TASK GOAL:
For the records below, say how many lines contain the string "EBITDA". Give the number only.
─── DATA IN THIS EXERCISE
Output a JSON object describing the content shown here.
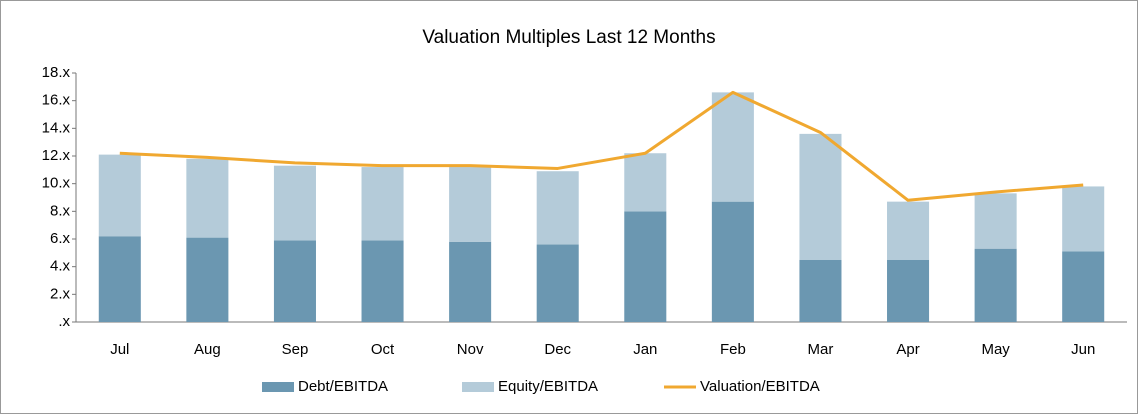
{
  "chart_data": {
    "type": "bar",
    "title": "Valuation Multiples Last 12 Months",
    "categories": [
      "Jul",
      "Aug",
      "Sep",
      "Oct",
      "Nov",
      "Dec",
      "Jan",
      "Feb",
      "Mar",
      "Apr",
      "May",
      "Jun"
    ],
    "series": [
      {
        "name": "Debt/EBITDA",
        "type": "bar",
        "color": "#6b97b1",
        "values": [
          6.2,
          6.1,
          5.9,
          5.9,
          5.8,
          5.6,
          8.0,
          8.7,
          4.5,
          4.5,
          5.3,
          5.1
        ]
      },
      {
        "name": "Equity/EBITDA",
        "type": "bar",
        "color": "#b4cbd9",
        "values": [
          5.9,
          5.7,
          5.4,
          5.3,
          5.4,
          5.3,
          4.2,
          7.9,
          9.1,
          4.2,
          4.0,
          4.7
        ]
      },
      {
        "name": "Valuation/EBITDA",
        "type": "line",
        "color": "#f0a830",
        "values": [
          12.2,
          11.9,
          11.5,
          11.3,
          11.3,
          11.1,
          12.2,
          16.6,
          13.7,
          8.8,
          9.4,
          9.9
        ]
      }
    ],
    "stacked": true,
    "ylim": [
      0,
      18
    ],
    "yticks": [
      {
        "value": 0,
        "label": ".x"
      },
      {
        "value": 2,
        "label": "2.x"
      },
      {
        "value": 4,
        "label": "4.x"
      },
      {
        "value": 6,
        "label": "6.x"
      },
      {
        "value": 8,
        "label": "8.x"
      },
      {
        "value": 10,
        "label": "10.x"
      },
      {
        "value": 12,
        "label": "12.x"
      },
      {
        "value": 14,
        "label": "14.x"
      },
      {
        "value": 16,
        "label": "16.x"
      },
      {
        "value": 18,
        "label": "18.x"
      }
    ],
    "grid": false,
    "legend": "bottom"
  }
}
──────
TASK OUTPUT:
3